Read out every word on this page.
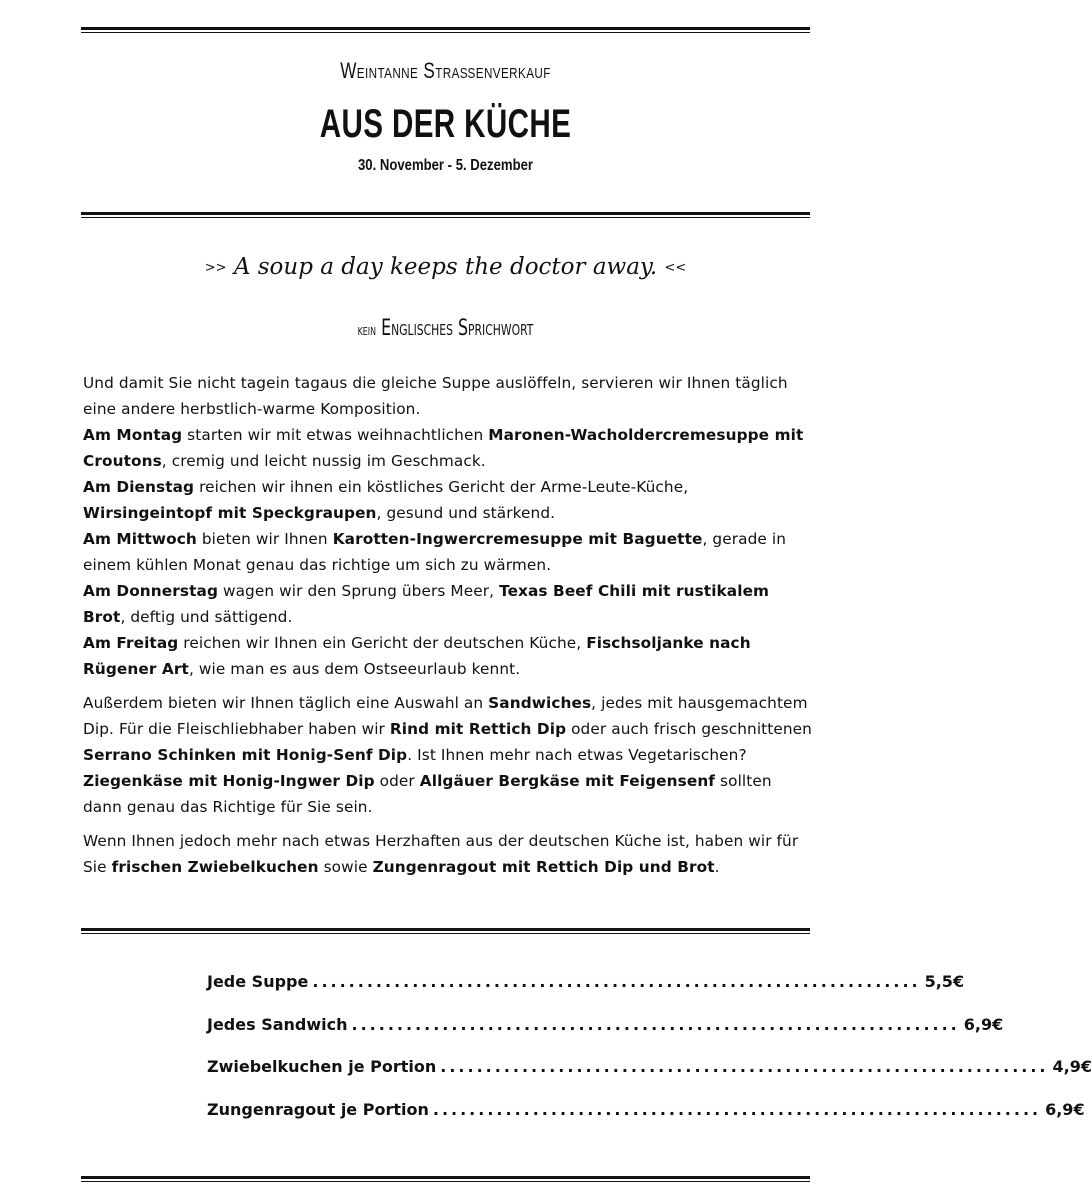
Weintanne Straßenverkauf
AUS DER KÜCHE
30. November - 5. Dezember
>> A soup a day keeps the doctor away. <<
kein Englisches Sprichwort

Und damit Sie nicht tagein tagaus die gleiche Suppe auslöffeln, servieren wir Ihnen täglich eine andere herbstlich-warme Komposition.
Am Montag starten wir mit etwas weihnachtlichen Maronen-Wacholdercremesuppe mit Croutons, cremig und leicht nussig im Geschmack.
Am Dienstag reichen wir ihnen ein köstliches Gericht der Arme-Leute-Küche, Wirsingeintopf mit Speckgraupen, gesund und stärkend.
Am Mittwoch bieten wir Ihnen Karotten-Ingwercremesuppe mit Baguette, gerade in einem kühlen Monat genau das richtige um sich zu wärmen.
Am Donnerstag wagen wir den Sprung übers Meer, Texas Beef Chili mit rustikalem Brot, deftig und sättigend.
Am Freitag reichen wir Ihnen ein Gericht der deutschen Küche, Fischsoljanke nach Rügener Art, wie man es aus dem Ostseeurlaub kennt.

Außerdem bieten wir Ihnen täglich eine Auswahl an Sandwiches, jedes mit hausgemachtem Dip. Für die Fleischliebhaber haben wir Rind mit Rettich Dip oder auch frisch geschnittenen Serrano Schinken mit Honig-Senf Dip. Ist Ihnen mehr nach etwas Vegetarischen? Ziegenkäse mit Honig-Ingwer Dip oder Allgäuer Bergkäse mit Feigensenf sollten dann genau das Richtige für Sie sein.

Wenn Ihnen jedoch mehr nach etwas Herzhaften aus der deutschen Küche ist, haben wir für Sie frischen Zwiebelkuchen sowie Zungenragout mit Rettich Dip und Brot.

Jede Suppe ................................................................... 5,5€
Jedes Sandwich ................................................................... 6,9€
Zwiebelkuchen je Portion ................................................................... 4,9€
Zungenragout je Portion ................................................................... 6,9€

::::

Set task: Reproduce the listing exactly. Leave its pictures out.

Result for this task:
Read out every word on this page.
Weintanne Straßenverkauf
AUS DER KÜCHE
30. November - 5. Dezember
>> A soup a day keeps the doctor away. <<
kein Englisches Sprichwort

Und damit Sie nicht tagein tagaus die gleiche Suppe auslöffeln, servieren wir Ihnen täglich eine andere herbstlich-warme Komposition.
Am Montag starten wir mit etwas weihnachtlichen Maronen-Wacholdercremesuppe mit Croutons, cremig und leicht nussig im Geschmack.
Am Dienstag reichen wir ihnen ein köstliches Gericht der Arme-Leute-Küche, Wirsingeintopf mit Speckgraupen, gesund und stärkend.
Am Mittwoch bieten wir Ihnen Karotten-Ingwercremesuppe mit Baguette, gerade in einem kühlen Monat genau das richtige um sich zu wärmen.
Am Donnerstag wagen wir den Sprung übers Meer, Texas Beef Chili mit rustikalem Brot, deftig und sättigend.
Am Freitag reichen wir Ihnen ein Gericht der deutschen Küche, Fischsoljanke nach Rügener Art, wie man es aus dem Ostseeurlaub kennt.

Außerdem bieten wir Ihnen täglich eine Auswahl an Sandwiches, jedes mit hausgemachtem Dip. Für die Fleischliebhaber haben wir Rind mit Rettich Dip oder auch frisch geschnittenen Serrano Schinken mit Honig-Senf Dip. Ist Ihnen mehr nach etwas Vegetarischen? Ziegenkäse mit Honig-Ingwer Dip oder Allgäuer Bergkäse mit Feigensenf sollten dann genau das Richtige für Sie sein.

Wenn Ihnen jedoch mehr nach etwas Herzhaften aus der deutschen Küche ist, haben wir für Sie frischen Zwiebelkuchen sowie Zungenragout mit Rettich Dip und Brot.

Jede Suppe ................................................................... 5,5€
Jedes Sandwich ................................................................... 6,9€
Zwiebelkuchen je Portion ................................................................... 4,9€
Zungenragout je Portion ................................................................... 6,9€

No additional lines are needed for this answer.